Input rows:
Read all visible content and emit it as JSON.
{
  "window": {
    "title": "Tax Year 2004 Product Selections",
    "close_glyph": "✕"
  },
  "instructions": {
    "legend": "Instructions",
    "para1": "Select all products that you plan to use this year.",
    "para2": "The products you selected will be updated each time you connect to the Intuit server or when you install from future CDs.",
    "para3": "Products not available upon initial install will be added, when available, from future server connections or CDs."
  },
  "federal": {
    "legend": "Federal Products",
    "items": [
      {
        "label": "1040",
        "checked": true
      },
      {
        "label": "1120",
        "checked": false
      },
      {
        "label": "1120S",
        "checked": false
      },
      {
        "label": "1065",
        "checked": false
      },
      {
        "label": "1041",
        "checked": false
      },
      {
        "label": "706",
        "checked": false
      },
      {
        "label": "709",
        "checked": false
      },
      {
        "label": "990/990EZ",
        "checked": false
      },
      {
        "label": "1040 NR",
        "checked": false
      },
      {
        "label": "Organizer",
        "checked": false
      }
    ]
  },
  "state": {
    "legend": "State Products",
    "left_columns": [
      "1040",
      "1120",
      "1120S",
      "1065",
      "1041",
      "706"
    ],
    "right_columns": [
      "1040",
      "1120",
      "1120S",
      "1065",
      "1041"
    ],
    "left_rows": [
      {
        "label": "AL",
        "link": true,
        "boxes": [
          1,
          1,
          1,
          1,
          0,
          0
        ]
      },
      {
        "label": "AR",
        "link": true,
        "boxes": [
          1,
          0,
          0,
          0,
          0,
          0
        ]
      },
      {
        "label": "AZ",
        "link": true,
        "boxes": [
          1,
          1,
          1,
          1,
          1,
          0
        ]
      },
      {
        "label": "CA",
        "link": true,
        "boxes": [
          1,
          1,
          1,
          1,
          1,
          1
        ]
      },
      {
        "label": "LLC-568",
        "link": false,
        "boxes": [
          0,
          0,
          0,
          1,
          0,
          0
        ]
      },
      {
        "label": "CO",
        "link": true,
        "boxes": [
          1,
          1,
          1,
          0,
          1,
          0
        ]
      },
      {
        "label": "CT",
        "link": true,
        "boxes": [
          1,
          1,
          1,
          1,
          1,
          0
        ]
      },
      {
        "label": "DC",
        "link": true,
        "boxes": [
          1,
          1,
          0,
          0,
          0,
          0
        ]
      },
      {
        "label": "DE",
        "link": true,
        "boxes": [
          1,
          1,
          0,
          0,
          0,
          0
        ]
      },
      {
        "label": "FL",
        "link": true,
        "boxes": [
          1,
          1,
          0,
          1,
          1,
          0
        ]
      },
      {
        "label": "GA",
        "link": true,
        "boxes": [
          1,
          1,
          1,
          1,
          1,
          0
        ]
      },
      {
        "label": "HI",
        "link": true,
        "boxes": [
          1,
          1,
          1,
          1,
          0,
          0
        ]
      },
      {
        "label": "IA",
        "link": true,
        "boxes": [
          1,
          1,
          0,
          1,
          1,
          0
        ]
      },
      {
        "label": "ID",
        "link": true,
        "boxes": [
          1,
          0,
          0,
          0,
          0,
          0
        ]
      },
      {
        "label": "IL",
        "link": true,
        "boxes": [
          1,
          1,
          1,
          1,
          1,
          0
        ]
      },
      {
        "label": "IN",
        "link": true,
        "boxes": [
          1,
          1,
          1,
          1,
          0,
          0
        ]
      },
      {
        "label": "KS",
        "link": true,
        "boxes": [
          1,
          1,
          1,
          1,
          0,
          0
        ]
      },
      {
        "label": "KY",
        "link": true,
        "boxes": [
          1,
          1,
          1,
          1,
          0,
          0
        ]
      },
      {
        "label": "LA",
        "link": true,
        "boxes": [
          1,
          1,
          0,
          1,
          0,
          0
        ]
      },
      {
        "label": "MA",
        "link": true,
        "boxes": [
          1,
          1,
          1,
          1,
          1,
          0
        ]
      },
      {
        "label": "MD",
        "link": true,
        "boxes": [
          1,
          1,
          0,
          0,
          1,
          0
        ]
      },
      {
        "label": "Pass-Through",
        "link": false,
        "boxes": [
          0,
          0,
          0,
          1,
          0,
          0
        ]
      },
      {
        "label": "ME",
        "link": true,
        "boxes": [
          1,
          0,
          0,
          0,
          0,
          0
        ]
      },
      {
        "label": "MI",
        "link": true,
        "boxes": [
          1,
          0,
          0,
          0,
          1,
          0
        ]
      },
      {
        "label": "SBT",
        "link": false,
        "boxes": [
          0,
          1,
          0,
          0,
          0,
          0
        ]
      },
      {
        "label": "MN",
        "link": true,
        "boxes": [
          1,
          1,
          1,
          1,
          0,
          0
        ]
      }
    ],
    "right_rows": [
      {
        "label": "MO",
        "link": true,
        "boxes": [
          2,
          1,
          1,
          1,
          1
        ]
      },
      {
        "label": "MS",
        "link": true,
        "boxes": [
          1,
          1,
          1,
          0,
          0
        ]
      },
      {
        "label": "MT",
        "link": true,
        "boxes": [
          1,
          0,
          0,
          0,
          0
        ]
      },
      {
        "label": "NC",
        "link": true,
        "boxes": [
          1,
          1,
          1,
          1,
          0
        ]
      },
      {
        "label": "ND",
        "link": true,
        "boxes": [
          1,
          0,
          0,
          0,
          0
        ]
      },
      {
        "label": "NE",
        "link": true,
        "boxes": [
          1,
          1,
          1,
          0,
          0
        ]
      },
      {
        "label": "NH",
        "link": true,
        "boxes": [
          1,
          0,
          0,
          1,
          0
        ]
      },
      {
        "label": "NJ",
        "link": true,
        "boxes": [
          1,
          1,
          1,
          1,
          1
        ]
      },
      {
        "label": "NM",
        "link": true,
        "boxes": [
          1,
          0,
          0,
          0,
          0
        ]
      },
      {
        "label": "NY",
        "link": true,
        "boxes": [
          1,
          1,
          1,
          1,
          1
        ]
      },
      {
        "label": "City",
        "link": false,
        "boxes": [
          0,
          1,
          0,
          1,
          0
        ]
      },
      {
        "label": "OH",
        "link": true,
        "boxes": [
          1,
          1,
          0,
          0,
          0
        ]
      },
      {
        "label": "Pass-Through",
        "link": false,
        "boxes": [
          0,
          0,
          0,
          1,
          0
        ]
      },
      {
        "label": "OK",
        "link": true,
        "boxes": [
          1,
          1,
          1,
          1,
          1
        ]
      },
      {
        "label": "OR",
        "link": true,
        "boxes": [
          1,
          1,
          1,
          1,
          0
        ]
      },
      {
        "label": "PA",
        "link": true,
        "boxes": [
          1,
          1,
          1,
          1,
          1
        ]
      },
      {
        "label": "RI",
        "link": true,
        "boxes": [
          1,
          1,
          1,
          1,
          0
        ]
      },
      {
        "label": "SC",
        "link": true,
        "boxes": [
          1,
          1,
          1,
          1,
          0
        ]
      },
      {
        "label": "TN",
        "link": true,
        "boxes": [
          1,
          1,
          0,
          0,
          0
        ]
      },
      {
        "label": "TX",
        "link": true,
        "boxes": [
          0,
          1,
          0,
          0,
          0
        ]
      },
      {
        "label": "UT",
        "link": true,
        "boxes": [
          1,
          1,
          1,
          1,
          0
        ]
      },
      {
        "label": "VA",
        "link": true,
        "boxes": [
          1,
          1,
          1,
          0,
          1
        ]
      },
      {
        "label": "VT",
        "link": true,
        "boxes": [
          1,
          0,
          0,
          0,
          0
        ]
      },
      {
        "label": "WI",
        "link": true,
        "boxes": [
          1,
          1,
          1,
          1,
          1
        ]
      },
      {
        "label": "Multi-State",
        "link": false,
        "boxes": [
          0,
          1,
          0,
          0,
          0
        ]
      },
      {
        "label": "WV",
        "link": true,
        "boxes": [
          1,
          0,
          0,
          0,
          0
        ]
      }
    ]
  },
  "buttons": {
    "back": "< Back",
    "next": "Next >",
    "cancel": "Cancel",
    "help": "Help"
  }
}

What needs to be done: Show every line in the records above that contains the word "legend".

The reply:
    "legend": "Instructions",
    "legend": "Federal Products",
    "legend": "State Products",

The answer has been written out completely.